---------- DATA FOR THIS EXERCISE
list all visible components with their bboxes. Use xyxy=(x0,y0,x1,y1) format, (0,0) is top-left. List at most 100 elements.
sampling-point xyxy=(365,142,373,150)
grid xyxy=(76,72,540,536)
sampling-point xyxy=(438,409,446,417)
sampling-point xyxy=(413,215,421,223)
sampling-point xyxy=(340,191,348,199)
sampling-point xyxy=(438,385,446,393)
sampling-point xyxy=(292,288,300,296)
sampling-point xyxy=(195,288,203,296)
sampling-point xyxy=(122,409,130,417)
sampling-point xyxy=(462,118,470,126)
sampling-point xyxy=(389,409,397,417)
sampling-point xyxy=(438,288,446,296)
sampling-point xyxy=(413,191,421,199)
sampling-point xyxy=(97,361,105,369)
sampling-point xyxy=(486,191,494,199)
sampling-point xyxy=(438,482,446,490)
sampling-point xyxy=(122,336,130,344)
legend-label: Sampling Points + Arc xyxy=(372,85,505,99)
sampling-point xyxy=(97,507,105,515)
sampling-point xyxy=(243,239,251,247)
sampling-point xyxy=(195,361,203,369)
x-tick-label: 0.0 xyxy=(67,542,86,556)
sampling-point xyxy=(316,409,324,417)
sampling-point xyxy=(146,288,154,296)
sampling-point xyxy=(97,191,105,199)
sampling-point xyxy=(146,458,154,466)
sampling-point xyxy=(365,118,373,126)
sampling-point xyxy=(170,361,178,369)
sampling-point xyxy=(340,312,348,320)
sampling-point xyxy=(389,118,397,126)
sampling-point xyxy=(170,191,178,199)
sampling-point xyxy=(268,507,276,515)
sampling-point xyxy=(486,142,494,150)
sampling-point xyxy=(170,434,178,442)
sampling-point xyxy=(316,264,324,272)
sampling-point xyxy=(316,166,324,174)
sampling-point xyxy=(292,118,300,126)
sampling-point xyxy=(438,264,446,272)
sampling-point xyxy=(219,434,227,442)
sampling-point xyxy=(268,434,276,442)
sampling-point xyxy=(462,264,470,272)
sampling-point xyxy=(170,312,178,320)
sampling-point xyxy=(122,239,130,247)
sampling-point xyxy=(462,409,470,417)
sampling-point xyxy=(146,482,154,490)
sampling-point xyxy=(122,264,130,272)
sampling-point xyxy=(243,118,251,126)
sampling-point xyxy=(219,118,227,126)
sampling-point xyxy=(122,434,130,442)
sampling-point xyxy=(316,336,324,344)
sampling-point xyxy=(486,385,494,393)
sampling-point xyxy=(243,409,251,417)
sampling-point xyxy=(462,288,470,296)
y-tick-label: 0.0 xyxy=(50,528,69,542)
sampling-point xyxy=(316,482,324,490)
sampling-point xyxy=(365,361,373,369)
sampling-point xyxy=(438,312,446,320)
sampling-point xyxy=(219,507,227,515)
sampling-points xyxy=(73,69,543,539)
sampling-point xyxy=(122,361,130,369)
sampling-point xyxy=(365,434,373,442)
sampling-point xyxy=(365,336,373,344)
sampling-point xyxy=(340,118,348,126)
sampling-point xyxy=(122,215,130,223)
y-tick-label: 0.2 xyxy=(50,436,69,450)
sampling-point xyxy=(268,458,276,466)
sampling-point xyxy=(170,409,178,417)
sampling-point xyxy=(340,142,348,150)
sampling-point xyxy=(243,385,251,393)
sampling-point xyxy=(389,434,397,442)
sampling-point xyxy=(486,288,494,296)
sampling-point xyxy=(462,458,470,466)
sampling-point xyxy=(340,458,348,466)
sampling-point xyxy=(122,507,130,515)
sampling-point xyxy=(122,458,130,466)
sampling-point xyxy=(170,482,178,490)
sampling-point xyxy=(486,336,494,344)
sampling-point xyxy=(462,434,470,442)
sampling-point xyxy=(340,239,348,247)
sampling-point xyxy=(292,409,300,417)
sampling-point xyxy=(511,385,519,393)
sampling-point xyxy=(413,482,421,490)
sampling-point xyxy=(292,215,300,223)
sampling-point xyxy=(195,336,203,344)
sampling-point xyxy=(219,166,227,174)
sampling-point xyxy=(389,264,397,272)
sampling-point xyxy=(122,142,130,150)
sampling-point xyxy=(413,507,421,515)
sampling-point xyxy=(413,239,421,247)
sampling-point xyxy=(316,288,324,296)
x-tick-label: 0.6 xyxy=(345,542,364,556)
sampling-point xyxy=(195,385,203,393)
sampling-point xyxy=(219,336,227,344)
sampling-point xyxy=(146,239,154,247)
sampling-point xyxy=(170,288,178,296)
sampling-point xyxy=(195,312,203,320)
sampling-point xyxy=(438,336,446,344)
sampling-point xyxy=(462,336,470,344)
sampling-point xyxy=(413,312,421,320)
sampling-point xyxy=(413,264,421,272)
--------------------
EXERCISE REQUIREMENTS ▸ Please tally the lines of the data above that contain the string "tick", treating uppercase and lowercase as different, and reply with only the number.

COMPLETED TASK ▸ 4